[Saved data entries]
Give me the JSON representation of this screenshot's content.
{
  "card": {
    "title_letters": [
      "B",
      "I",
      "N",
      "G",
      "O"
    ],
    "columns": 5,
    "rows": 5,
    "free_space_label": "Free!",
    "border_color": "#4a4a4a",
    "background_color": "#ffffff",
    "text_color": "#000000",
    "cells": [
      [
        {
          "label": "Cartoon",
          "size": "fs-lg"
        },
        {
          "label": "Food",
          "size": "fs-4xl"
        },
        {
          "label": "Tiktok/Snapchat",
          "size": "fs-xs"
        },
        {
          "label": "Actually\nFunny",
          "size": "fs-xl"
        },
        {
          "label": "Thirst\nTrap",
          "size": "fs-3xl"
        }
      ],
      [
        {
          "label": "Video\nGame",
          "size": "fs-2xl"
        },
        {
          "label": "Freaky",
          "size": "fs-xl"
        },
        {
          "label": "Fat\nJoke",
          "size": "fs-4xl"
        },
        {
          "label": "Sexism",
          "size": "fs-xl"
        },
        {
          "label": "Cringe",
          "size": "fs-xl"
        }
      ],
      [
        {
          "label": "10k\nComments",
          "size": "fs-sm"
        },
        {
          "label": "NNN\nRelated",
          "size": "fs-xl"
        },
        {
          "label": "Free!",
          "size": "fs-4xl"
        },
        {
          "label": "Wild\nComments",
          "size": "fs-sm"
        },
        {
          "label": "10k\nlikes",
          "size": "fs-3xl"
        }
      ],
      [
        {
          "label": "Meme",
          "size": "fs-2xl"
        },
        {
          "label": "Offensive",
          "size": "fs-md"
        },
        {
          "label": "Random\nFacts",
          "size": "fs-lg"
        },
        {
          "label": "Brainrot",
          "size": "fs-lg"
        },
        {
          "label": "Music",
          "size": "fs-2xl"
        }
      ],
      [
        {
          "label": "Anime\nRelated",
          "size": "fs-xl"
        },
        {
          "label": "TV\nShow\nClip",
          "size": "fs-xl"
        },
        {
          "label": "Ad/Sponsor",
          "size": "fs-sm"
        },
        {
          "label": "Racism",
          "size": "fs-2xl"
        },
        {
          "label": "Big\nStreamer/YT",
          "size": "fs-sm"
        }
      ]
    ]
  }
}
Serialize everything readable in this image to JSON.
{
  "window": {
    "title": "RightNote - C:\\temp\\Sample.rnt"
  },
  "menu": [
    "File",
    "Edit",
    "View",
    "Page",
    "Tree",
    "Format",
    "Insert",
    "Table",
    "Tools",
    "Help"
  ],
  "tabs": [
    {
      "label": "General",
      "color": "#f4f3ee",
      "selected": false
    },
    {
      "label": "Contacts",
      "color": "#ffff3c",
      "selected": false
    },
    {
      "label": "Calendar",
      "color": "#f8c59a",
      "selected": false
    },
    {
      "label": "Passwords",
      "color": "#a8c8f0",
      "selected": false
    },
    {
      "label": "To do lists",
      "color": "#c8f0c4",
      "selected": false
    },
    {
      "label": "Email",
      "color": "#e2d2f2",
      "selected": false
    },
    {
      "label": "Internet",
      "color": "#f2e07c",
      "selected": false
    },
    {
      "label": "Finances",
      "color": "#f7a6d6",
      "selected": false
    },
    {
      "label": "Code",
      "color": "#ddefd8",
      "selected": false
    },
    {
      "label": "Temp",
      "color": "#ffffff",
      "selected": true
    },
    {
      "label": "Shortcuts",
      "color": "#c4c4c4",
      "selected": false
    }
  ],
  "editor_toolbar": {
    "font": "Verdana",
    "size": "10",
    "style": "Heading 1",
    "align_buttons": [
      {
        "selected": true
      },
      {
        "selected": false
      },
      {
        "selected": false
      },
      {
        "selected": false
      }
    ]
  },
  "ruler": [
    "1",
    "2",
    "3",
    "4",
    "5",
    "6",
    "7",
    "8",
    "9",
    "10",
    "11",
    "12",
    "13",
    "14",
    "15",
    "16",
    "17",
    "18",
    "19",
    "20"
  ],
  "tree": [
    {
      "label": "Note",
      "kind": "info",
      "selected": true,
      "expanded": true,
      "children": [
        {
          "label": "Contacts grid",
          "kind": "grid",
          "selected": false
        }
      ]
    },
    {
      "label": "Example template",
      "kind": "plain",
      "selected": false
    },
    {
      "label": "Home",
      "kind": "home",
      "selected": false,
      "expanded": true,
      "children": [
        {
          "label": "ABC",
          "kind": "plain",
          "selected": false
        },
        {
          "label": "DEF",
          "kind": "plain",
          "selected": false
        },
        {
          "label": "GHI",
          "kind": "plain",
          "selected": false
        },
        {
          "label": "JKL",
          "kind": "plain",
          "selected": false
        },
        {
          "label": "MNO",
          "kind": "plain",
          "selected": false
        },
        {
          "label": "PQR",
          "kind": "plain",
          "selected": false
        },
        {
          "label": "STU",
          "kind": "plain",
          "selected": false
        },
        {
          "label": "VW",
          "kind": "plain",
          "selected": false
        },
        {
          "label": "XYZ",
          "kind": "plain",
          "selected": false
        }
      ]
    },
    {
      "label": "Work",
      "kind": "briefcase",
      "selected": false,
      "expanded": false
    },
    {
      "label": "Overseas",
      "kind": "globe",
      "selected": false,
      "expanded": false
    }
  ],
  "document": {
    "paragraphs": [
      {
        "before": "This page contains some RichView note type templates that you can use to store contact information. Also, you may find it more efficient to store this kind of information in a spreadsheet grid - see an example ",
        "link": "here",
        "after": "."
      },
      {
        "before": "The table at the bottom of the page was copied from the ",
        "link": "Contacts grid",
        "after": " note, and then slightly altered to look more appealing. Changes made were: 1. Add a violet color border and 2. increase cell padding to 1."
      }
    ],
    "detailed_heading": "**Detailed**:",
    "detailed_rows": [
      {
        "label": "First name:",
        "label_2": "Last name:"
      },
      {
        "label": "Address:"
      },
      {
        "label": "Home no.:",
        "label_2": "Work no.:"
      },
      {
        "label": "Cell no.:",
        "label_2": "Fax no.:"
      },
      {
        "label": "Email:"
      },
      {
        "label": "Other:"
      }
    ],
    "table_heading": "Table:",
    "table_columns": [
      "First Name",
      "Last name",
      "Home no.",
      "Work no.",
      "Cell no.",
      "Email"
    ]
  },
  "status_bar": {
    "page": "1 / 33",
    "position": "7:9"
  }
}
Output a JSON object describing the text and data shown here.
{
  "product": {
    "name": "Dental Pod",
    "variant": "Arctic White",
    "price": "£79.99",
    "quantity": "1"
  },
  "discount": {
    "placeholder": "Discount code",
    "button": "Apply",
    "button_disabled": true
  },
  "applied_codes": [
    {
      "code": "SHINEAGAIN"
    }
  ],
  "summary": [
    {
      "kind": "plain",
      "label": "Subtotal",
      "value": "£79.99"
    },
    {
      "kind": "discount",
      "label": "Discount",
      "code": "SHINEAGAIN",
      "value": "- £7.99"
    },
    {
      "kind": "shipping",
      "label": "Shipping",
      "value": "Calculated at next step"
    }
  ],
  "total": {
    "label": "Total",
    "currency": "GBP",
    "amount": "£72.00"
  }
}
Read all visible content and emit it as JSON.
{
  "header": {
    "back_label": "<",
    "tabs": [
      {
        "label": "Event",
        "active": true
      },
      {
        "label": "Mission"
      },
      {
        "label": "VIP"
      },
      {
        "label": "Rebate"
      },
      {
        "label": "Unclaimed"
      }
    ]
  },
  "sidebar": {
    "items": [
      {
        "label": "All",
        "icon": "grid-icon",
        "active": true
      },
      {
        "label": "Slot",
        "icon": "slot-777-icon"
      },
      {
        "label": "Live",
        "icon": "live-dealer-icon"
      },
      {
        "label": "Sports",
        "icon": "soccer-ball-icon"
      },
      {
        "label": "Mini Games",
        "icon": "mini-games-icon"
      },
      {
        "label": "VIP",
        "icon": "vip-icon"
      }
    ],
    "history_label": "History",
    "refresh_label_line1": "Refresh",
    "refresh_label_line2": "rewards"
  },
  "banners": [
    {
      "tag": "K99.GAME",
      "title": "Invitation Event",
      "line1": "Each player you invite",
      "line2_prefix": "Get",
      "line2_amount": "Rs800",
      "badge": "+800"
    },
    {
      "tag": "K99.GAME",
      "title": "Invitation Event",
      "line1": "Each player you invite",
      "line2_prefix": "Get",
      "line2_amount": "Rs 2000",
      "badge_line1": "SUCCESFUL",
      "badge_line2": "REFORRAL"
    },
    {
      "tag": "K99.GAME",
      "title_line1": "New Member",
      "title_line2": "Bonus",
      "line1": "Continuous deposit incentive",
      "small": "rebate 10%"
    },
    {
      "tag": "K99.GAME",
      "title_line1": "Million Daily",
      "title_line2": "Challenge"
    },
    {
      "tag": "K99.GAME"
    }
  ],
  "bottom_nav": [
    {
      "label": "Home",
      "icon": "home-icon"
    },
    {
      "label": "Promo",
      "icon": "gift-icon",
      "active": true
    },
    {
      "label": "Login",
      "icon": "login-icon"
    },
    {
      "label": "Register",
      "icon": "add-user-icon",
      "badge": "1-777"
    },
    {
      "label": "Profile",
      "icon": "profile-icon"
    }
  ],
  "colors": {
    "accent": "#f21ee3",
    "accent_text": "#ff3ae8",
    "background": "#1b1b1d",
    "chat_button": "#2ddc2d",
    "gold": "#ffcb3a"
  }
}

TASK DETAILS: Count the lines above in which the word "Contacts" appears, then state only that count.

WRITTEN RESPONSE: 3